Figure collection entries:

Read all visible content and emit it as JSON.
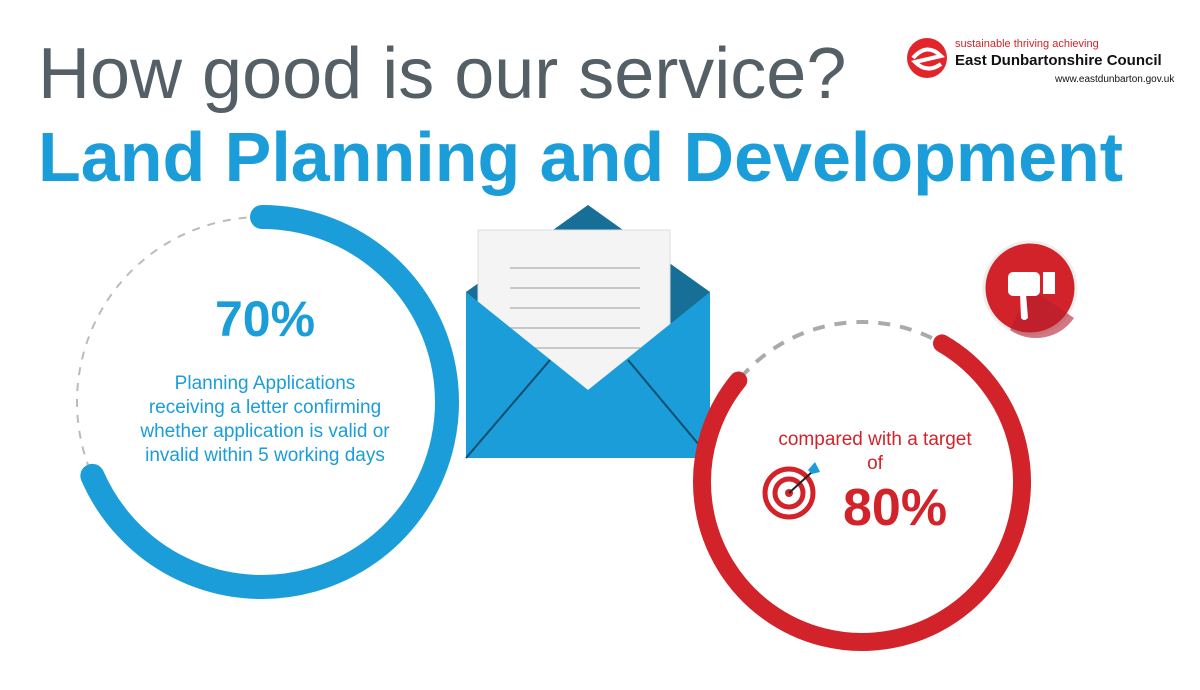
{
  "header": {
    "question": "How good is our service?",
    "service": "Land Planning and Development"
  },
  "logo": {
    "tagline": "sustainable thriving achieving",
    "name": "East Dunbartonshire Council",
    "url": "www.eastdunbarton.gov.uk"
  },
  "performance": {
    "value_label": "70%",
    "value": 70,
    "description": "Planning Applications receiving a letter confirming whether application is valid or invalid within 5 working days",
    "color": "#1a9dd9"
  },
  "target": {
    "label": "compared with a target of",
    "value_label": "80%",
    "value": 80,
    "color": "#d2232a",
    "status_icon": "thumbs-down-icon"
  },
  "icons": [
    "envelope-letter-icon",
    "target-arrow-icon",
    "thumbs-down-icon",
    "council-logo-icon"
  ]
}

--

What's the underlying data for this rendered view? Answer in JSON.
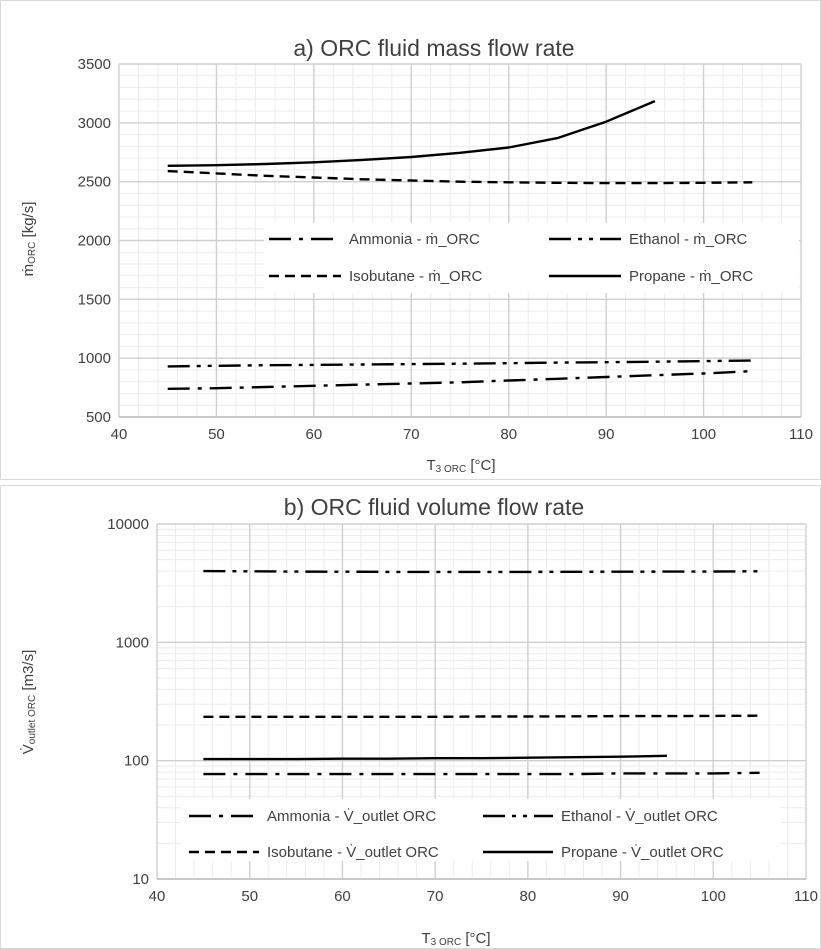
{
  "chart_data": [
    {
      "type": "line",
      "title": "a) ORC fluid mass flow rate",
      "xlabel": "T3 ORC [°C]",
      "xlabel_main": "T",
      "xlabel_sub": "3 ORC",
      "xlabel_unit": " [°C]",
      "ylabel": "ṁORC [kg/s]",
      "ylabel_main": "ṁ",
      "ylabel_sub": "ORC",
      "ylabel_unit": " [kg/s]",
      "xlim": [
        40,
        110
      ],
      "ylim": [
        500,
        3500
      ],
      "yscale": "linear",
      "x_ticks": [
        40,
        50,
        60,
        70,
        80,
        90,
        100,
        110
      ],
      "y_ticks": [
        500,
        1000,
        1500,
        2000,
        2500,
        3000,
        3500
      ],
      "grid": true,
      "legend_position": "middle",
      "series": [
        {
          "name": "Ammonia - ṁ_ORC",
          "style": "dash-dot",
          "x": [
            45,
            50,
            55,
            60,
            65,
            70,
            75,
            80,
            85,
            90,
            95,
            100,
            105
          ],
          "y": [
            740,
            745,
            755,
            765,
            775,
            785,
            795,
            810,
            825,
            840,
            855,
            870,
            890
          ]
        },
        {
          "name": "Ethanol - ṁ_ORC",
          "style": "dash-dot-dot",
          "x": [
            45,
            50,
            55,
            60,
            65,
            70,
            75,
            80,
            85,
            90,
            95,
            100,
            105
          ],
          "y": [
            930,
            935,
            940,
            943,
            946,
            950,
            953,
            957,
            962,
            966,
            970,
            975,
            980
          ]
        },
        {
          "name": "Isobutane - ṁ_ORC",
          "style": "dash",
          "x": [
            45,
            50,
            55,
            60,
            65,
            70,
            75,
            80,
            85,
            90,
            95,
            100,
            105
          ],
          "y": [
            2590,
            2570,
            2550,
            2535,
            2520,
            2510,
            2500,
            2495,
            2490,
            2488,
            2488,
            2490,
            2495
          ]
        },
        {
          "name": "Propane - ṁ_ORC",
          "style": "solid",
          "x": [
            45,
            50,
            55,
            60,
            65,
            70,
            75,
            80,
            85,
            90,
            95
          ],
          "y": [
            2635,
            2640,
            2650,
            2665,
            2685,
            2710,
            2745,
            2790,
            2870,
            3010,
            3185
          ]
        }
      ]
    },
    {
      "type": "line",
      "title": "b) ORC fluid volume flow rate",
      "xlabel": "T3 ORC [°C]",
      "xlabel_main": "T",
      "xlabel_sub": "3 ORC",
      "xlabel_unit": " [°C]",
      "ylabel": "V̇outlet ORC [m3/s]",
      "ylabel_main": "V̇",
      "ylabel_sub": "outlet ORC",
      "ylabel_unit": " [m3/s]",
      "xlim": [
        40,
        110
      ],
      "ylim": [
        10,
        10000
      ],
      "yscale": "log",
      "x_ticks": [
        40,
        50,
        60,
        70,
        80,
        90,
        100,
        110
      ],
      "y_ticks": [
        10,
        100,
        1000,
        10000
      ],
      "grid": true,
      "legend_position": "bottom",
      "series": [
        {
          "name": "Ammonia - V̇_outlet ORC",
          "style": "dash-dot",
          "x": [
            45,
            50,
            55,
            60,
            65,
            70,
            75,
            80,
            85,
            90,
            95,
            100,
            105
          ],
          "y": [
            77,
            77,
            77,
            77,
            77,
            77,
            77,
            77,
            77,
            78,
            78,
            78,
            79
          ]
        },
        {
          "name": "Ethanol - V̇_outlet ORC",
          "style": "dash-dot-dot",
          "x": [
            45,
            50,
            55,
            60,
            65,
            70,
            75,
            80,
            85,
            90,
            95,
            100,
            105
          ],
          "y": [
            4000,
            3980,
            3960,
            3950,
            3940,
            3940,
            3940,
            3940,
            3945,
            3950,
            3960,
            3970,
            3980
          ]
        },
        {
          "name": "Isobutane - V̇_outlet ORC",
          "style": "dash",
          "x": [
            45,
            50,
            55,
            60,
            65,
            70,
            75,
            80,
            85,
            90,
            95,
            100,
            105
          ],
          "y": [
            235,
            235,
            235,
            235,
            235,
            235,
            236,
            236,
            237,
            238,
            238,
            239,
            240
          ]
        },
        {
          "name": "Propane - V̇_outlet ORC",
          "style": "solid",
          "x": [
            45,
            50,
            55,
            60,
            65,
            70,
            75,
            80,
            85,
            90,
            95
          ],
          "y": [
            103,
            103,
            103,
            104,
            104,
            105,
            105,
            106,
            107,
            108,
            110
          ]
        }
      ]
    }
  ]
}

### WHAT TO PRODUCE
Take every line from the records above that has the word "thumbs" and copy it.

### REPLY TO THE TASK
    "status_icon": "thumbs-down-icon"
    "thumbs-down-icon",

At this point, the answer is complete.